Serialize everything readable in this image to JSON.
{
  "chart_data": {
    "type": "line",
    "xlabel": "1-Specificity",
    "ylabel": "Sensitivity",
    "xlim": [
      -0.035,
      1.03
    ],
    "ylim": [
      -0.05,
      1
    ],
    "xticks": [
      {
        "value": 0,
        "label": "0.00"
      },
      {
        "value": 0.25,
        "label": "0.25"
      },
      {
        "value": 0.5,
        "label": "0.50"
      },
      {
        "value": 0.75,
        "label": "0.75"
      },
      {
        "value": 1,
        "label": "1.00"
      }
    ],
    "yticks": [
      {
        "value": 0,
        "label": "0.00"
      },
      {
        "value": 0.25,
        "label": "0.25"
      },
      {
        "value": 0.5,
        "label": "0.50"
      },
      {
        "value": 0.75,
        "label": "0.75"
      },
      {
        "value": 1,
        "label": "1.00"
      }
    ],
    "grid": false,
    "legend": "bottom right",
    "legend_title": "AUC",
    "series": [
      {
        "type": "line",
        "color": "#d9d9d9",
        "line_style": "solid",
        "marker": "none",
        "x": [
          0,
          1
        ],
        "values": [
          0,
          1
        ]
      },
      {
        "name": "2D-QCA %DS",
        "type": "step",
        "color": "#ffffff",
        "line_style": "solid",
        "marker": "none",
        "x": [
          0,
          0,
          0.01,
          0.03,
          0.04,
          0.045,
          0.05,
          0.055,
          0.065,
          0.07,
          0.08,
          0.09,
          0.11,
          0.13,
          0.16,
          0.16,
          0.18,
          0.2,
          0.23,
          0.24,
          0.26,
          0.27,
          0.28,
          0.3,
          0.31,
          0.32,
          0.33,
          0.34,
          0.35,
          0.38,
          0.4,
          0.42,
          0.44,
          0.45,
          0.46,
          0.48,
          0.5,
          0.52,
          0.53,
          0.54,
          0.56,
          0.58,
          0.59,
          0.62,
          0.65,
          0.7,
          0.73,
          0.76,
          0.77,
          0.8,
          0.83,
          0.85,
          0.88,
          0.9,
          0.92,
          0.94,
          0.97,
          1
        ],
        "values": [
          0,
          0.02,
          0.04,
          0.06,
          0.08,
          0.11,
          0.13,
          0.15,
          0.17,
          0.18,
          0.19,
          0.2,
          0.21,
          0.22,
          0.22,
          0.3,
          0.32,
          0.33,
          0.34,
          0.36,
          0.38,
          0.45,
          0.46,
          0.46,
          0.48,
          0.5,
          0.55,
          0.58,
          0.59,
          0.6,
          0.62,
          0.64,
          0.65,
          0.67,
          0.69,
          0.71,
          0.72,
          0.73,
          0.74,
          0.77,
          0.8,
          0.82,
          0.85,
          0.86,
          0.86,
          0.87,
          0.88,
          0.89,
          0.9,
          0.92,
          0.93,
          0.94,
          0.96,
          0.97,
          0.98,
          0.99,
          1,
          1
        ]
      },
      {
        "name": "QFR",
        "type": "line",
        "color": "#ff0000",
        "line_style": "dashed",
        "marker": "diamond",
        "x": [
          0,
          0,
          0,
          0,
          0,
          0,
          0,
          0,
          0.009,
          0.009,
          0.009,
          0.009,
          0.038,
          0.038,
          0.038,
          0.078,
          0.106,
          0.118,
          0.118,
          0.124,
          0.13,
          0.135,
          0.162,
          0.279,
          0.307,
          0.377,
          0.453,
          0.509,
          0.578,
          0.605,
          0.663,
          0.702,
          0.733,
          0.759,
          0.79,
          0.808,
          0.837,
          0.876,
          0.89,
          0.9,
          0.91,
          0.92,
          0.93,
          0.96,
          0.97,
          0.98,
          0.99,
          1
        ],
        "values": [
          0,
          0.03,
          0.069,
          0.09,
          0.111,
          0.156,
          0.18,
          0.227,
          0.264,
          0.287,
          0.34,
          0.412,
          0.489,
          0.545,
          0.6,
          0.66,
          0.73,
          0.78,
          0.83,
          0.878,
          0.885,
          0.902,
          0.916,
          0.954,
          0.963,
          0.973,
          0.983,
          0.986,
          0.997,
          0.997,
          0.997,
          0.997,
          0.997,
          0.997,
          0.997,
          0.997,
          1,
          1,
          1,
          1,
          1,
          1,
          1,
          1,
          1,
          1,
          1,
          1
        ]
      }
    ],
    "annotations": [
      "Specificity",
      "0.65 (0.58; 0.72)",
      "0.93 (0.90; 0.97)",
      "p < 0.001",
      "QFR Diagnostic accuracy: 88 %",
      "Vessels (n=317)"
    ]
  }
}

● ● ● ● ● ● ●

**Requirements:**
Only lines that contain the word "color" are wanted; copy each of them.

**Output for this exercise:**
        "color": "#d9d9d9",
        "color": "#ffffff",
        "color": "#ff0000",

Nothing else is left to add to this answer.